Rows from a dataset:
────────────────

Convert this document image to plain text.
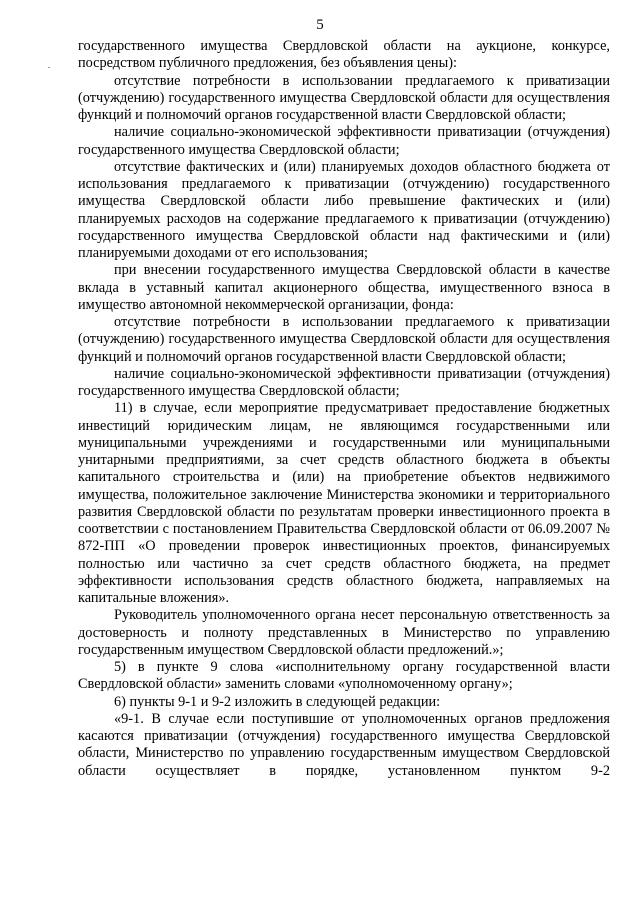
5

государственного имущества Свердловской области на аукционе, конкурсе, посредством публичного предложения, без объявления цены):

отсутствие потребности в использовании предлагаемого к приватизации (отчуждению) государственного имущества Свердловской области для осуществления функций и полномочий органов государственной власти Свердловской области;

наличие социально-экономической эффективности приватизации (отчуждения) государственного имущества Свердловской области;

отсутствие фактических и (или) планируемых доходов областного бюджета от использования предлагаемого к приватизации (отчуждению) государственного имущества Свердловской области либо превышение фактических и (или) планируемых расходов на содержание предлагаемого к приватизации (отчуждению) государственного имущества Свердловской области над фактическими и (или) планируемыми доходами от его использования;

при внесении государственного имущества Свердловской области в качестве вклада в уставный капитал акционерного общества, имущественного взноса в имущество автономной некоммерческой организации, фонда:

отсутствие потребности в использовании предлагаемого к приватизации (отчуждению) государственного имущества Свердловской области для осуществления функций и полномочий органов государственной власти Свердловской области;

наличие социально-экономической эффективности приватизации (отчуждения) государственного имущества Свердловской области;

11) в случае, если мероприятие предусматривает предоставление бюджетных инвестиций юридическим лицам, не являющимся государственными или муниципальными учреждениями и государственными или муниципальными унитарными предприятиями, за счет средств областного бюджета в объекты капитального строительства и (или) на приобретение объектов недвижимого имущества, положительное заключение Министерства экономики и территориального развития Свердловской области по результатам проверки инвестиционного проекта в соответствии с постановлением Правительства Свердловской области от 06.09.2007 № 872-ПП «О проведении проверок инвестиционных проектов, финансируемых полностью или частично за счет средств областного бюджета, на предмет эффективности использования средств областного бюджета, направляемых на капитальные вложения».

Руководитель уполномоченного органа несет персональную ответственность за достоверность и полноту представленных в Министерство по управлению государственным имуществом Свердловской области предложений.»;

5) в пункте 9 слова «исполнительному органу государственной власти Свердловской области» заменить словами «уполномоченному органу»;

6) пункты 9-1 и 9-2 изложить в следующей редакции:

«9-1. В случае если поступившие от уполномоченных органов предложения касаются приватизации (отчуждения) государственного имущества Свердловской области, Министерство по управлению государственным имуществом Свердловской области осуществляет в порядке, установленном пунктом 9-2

────────────────

- _GOAL_
Copy the data word for word. Pictures do not go in the copy.

- _THE ANSWER_
Convert this document image to plain text.
5

государственного имущества Свердловской области на аукционе, конкурсе, посредством публичного предложения, без объявления цены):

отсутствие потребности в использовании предлагаемого к приватизации (отчуждению) государственного имущества Свердловской области для осуществления функций и полномочий органов государственной власти Свердловской области;

наличие социально-экономической эффективности приватизации (отчуждения) государственного имущества Свердловской области;

отсутствие фактических и (или) планируемых доходов областного бюджета от использования предлагаемого к приватизации (отчуждению) государственного имущества Свердловской области либо превышение фактических и (или) планируемых расходов на содержание предлагаемого к приватизации (отчуждению) государственного имущества Свердловской области над фактическими и (или) планируемыми доходами от его использования;

при внесении государственного имущества Свердловской области в качестве вклада в уставный капитал акционерного общества, имущественного взноса в имущество автономной некоммерческой организации, фонда:

отсутствие потребности в использовании предлагаемого к приватизации (отчуждению) государственного имущества Свердловской области для осуществления функций и полномочий органов государственной власти Свердловской области;

наличие социально-экономической эффективности приватизации (отчуждения) государственного имущества Свердловской области;

11) в случае, если мероприятие предусматривает предоставление бюджетных инвестиций юридическим лицам, не являющимся государственными или муниципальными учреждениями и государственными или муниципальными унитарными предприятиями, за счет средств областного бюджета в объекты капитального строительства и (или) на приобретение объектов недвижимого имущества, положительное заключение Министерства экономики и территориального развития Свердловской области по результатам проверки инвестиционного проекта в соответствии с постановлением Правительства Свердловской области от 06.09.2007 № 872-ПП «О проведении проверок инвестиционных проектов, финансируемых полностью или частично за счет средств областного бюджета, на предмет эффективности использования средств областного бюджета, направляемых на капитальные вложения».

Руководитель уполномоченного органа несет персональную ответственность за достоверность и полноту представленных в Министерство по управлению государственным имуществом Свердловской области предложений.»;

5) в пункте 9 слова «исполнительному органу государственной власти Свердловской области» заменить словами «уполномоченному органу»;

6) пункты 9-1 и 9-2 изложить в следующей редакции:

«9-1. В случае если поступившие от уполномоченных органов предложения касаются приватизации (отчуждения) государственного имущества Свердловской области, Министерство по управлению государственным имуществом Свердловской области осуществляет в порядке, установленном пунктом 9-2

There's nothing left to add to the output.